• _Problem requirements_:
Go through the listing and return every line with "have" in it.
## Start Source material
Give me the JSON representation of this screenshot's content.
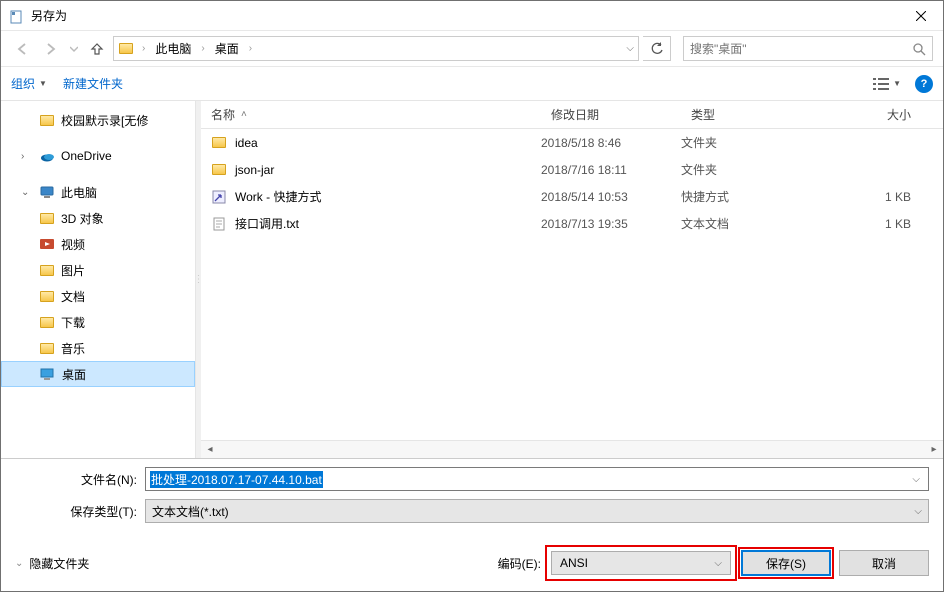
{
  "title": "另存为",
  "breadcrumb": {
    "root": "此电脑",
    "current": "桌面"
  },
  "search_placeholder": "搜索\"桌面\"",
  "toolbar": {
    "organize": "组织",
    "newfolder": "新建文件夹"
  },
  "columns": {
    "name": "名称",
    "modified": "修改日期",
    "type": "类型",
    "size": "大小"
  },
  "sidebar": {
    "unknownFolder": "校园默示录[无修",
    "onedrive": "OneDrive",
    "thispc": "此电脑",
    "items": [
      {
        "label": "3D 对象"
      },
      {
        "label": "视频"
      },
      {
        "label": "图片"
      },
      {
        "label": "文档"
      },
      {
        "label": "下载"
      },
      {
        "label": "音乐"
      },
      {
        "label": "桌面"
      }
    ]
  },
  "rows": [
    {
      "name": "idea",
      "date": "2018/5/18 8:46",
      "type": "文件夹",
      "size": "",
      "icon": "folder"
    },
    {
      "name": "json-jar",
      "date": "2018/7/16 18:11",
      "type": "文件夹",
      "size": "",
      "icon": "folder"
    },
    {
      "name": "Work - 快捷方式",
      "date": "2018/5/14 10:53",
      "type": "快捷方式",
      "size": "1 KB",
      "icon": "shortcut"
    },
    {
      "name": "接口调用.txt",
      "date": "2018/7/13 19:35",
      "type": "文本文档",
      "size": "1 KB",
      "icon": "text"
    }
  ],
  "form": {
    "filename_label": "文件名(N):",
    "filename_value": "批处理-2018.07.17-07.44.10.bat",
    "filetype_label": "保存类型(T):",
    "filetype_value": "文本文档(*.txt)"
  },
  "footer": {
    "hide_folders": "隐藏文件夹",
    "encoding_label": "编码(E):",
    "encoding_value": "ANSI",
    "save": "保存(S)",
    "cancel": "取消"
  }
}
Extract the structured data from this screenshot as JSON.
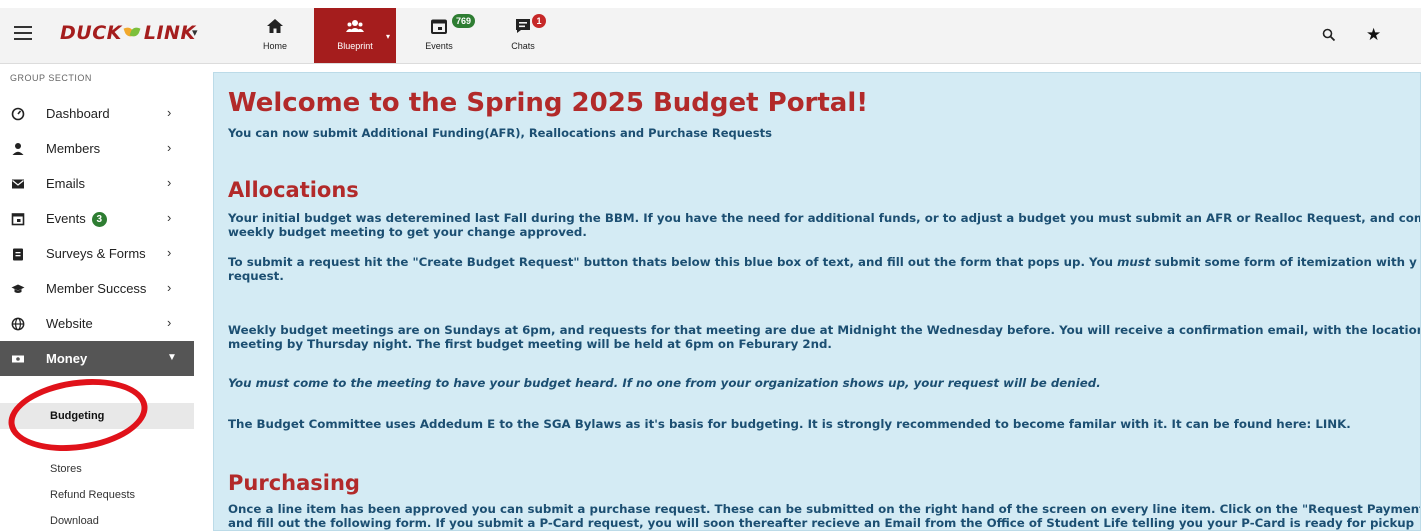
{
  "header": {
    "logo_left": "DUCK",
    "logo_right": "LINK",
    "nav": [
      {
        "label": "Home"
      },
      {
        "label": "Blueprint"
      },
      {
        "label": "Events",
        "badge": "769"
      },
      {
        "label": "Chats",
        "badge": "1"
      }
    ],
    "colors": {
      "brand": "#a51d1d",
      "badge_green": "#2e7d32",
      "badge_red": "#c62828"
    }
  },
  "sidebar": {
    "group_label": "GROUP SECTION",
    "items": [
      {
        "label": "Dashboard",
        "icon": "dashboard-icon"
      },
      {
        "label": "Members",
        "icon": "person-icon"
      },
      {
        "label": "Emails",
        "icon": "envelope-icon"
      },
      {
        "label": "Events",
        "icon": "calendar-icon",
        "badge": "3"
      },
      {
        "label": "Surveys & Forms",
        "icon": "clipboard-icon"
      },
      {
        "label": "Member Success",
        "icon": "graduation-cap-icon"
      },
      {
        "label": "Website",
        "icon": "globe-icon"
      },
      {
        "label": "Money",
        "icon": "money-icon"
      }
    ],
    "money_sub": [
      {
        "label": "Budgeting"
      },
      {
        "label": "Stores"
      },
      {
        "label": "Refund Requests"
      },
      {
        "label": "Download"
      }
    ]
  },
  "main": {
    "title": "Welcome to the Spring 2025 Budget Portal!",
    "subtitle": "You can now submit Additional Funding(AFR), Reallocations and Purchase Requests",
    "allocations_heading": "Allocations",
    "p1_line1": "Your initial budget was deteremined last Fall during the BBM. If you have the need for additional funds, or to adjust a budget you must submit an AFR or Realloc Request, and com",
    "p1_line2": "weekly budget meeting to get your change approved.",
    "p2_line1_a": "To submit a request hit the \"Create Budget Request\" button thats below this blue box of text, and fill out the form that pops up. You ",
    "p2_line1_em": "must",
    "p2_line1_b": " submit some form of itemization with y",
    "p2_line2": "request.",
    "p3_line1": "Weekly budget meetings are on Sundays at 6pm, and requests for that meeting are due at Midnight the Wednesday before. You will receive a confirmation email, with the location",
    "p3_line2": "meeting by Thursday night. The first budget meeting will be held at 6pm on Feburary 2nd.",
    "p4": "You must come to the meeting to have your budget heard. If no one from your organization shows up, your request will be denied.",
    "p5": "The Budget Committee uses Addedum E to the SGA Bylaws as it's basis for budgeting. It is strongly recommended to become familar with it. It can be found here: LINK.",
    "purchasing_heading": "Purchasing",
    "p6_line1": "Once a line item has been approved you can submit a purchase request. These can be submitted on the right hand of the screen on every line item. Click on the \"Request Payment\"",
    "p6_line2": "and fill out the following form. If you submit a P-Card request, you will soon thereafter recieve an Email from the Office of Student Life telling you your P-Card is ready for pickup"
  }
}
## End Source material
• _Output for this exercise_:
    "p1_line1": "Your initial budget was deteremined last Fall during the BBM. If you have the need for additional funds, or to adjust a budget you must submit an AFR or Realloc Request, and com",
    "p4": "You must come to the meeting to have your budget heard. If no one from your organization shows up, your request will be denied.",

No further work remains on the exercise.